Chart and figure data
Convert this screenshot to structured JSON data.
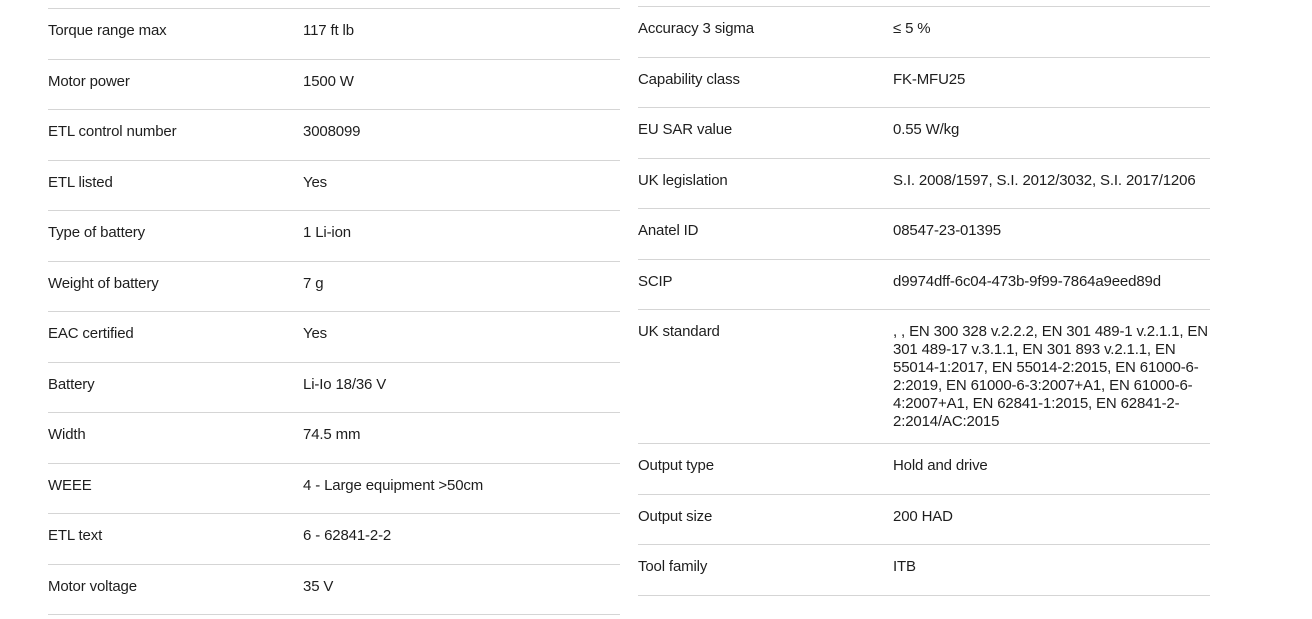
{
  "page": {
    "background_color": "#ffffff",
    "text_color": "#1e1e1e",
    "divider_color": "#d5d5d5"
  },
  "left_table": {
    "rows": [
      {
        "label": "Torque range max",
        "value": "117 ft lb"
      },
      {
        "label": "Motor power",
        "value": "1500 W"
      },
      {
        "label": "ETL control number",
        "value": "3008099"
      },
      {
        "label": "ETL listed",
        "value": "Yes"
      },
      {
        "label": "Type of battery",
        "value": "1 Li-ion"
      },
      {
        "label": "Weight of battery",
        "value": "7 g"
      },
      {
        "label": "EAC certified",
        "value": "Yes"
      },
      {
        "label": "Battery",
        "value": "Li-Io 18/36 V"
      },
      {
        "label": "Width",
        "value": "74.5 mm"
      },
      {
        "label": "WEEE",
        "value": "4 - Large equipment >50cm"
      },
      {
        "label": "ETL text",
        "value": "6 - 62841-2-2"
      },
      {
        "label": "Motor voltage",
        "value": "35 V"
      }
    ]
  },
  "right_table": {
    "rows": [
      {
        "label": "Accuracy 3 sigma",
        "value": "≤ 5 %"
      },
      {
        "label": "Capability class",
        "value": "FK-MFU25"
      },
      {
        "label": "EU SAR value",
        "value": "0.55 W/kg"
      },
      {
        "label": "UK legislation",
        "value": "S.I. 2008/1597, S.I. 2012/3032, S.I. 2017/1206"
      },
      {
        "label": "Anatel ID",
        "value": "08547-23-01395"
      },
      {
        "label": "SCIP",
        "value": "d9974dff-6c04-473b-9f99-7864a9eed89d"
      },
      {
        "label": "UK standard",
        "value": ", , EN 300 328 v.2.2.2, EN 301 489-1 v.2.1.1, EN 301 489-17 v.3.1.1, EN 301 893 v.2.1.1, EN 55014-1:2017, EN 55014-2:2015, EN 61000-6-2:2019, EN 61000-6-3:2007+A1, EN 61000-6-4:2007+A1, EN 62841-1:2015, EN 62841-2-2:2014/AC:2015"
      },
      {
        "label": "Output type",
        "value": "Hold and drive"
      },
      {
        "label": "Output size",
        "value": "200 HAD"
      },
      {
        "label": "Tool family",
        "value": "ITB"
      }
    ]
  }
}
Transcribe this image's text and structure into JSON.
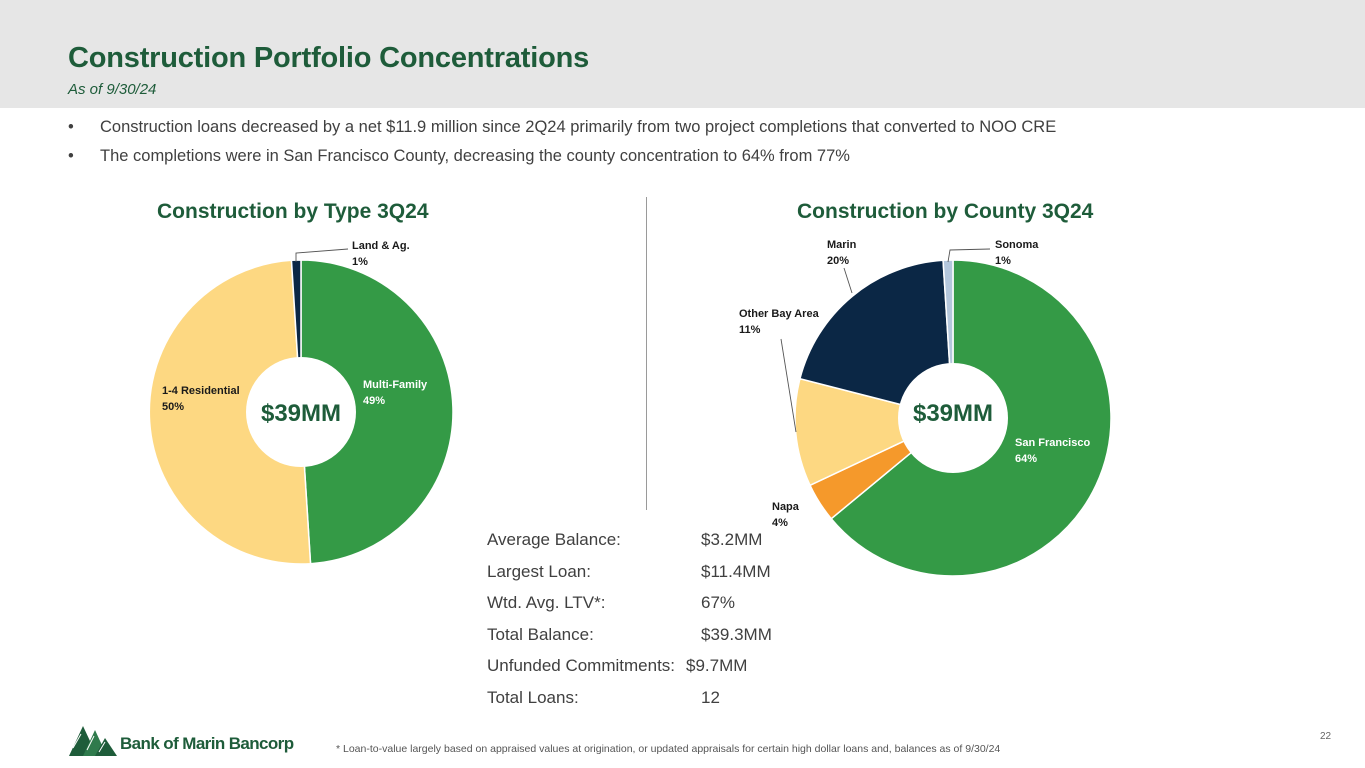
{
  "header": {
    "title": "Construction Portfolio Concentrations",
    "subtitle": "As of 9/30/24"
  },
  "bullets": [
    "Construction loans decreased by a net $11.9 million since 2Q24 primarily from two project completions that converted to NOO CRE",
    "The completions were in San Francisco County, decreasing the county concentration to 64% from 77%"
  ],
  "bullet_symbol": "•",
  "chart_data": [
    {
      "type": "pie",
      "title": "Construction by Type 3Q24",
      "center_label": "$39MM",
      "slices": [
        {
          "name": "Multi-Family",
          "value": 49,
          "label": "49%",
          "color": "#349a46"
        },
        {
          "name": "1-4 Residential",
          "value": 50,
          "label": "50%",
          "color": "#fdd882"
        },
        {
          "name": "Land & Ag.",
          "value": 1,
          "label": "1%",
          "color": "#0b2745"
        }
      ]
    },
    {
      "type": "pie",
      "title": "Construction by County 3Q24",
      "center_label": "$39MM",
      "slices": [
        {
          "name": "San Francisco",
          "value": 64,
          "label": "64%",
          "color": "#349a46"
        },
        {
          "name": "Napa",
          "value": 4,
          "label": "4%",
          "color": "#f5992b"
        },
        {
          "name": "Other Bay Area",
          "value": 11,
          "label": "11%",
          "color": "#fdd882"
        },
        {
          "name": "Marin",
          "value": 20,
          "label": "20%",
          "color": "#0b2745"
        },
        {
          "name": "Sonoma",
          "value": 1,
          "label": "1%",
          "color": "#b4c7dc"
        }
      ]
    }
  ],
  "stats": [
    {
      "label": "Average Balance:",
      "value": "$3.2MM"
    },
    {
      "label": "Largest Loan:",
      "value": "$11.4MM"
    },
    {
      "label": "Wtd. Avg. LTV*:",
      "value": "67%"
    },
    {
      "label": "Total Balance:",
      "value": "$39.3MM"
    },
    {
      "label": "Unfunded Commitments:",
      "value": "$9.7MM"
    },
    {
      "label": "Total Loans:",
      "value": "12"
    }
  ],
  "footnote": "*  Loan-to-value largely based on appraised values at origination, or updated appraisals for certain high dollar loans and, balances as of 9/30/24",
  "page_number": "22",
  "logo": {
    "text": "Bank of Marin Bancorp",
    "icon": "trees-logo-icon"
  },
  "colors": {
    "brand_green": "#1e5c3a",
    "header_bg": "#e6e6e6"
  }
}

Exercise requirements -> Copy every line of the listing containing the string "name".

The solution ->
          "name": "Multi-Family",
          "name": "1-4 Residential",
          "name": "Land & Ag.",
          "name": "San Francisco",
          "name": "Napa",
          "name": "Other Bay Area",
          "name": "Marin",
          "name": "Sonoma",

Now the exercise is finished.